Extracted records:
◆ ◆ ◆ ◆ ◆
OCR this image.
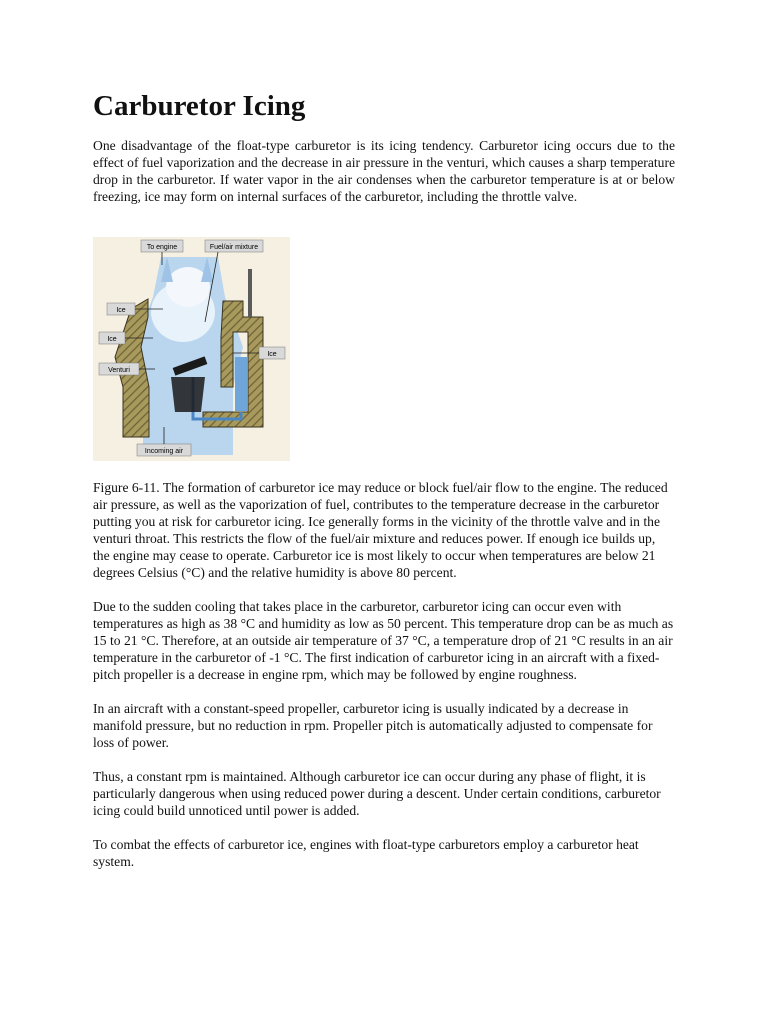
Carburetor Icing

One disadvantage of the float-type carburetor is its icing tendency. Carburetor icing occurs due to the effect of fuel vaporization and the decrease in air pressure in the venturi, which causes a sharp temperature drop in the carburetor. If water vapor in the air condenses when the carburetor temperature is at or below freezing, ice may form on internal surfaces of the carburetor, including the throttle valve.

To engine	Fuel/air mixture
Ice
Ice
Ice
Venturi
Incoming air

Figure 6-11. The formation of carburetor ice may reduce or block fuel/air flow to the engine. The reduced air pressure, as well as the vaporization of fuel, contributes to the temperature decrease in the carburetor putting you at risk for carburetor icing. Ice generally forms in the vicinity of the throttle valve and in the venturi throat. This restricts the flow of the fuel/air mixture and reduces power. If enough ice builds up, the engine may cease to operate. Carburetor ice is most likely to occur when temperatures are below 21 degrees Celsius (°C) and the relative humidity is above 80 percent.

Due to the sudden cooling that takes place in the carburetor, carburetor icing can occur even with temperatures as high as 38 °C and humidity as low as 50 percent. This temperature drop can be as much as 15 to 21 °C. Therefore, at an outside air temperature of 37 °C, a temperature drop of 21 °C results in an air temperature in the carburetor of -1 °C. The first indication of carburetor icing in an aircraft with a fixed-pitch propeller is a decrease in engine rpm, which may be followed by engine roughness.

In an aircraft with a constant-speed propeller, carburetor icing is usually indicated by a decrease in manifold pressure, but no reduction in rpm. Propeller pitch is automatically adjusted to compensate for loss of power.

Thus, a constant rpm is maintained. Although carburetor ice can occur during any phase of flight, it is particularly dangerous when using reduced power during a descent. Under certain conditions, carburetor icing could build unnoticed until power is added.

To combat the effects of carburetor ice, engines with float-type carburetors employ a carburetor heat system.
◆ ◆ ◆ ◆ ◆
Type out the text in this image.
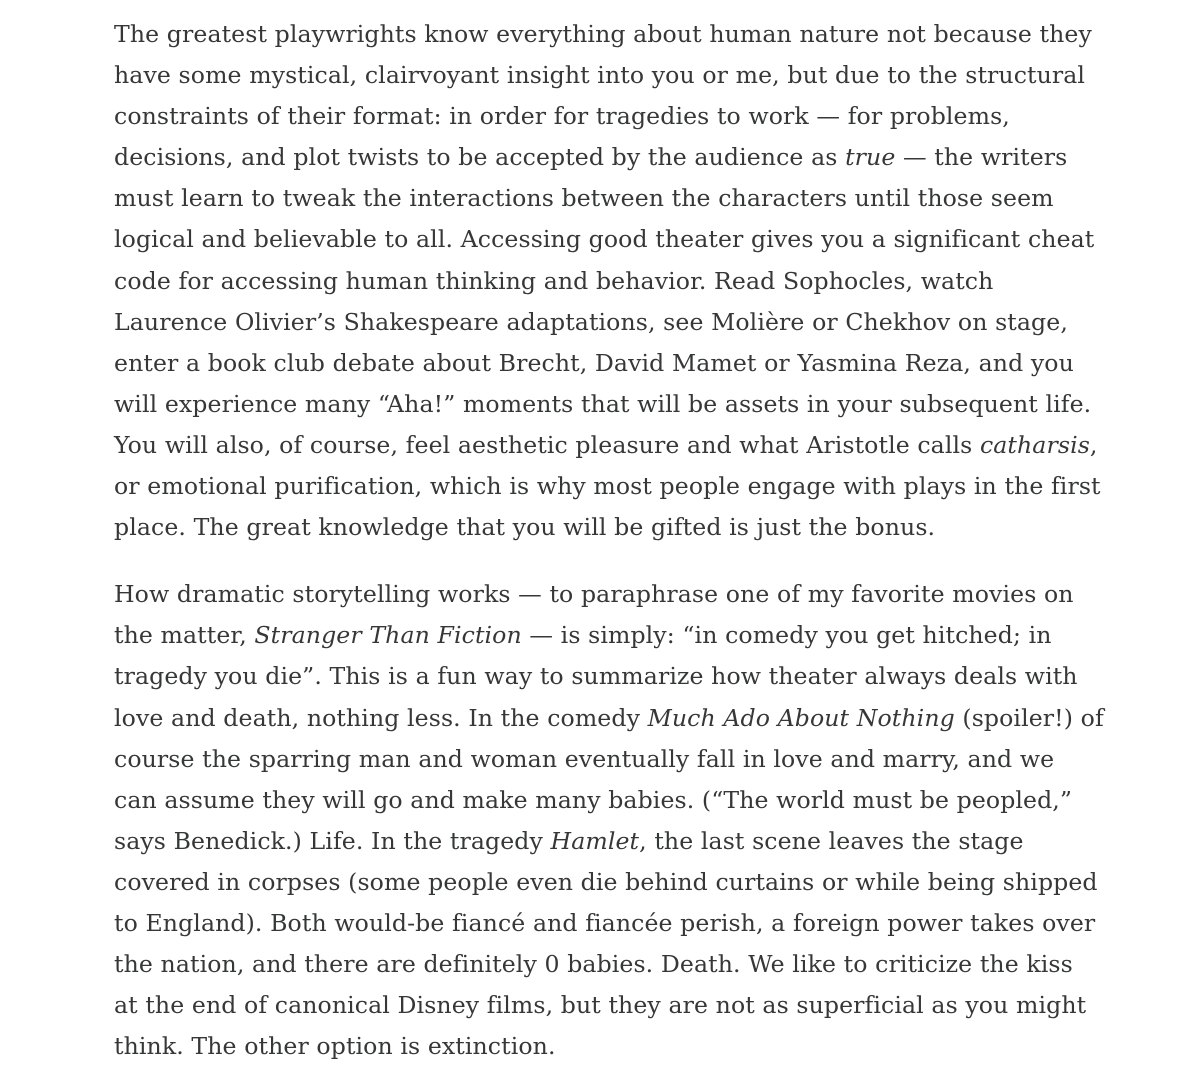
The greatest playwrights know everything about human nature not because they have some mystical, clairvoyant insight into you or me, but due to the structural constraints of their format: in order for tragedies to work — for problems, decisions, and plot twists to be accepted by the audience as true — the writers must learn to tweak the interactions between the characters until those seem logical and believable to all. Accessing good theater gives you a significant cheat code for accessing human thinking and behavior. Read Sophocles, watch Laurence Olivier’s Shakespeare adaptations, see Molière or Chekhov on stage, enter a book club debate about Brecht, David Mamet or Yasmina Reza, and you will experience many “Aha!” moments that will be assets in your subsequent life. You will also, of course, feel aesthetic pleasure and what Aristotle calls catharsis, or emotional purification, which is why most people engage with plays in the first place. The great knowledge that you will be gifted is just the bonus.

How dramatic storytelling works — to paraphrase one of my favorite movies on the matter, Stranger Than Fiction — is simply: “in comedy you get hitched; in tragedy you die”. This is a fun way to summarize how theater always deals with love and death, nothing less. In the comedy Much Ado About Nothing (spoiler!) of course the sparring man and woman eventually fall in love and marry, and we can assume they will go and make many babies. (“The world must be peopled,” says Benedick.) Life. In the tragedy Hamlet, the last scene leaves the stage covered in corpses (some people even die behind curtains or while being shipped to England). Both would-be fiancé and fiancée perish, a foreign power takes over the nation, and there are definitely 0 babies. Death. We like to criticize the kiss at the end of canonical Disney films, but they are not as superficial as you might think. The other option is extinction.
◆ ◆ ◆ ◆ ◆
Challenge: Lines containing the word "humidity" are to be tallied; report only the total.

Answer to this exercise: 2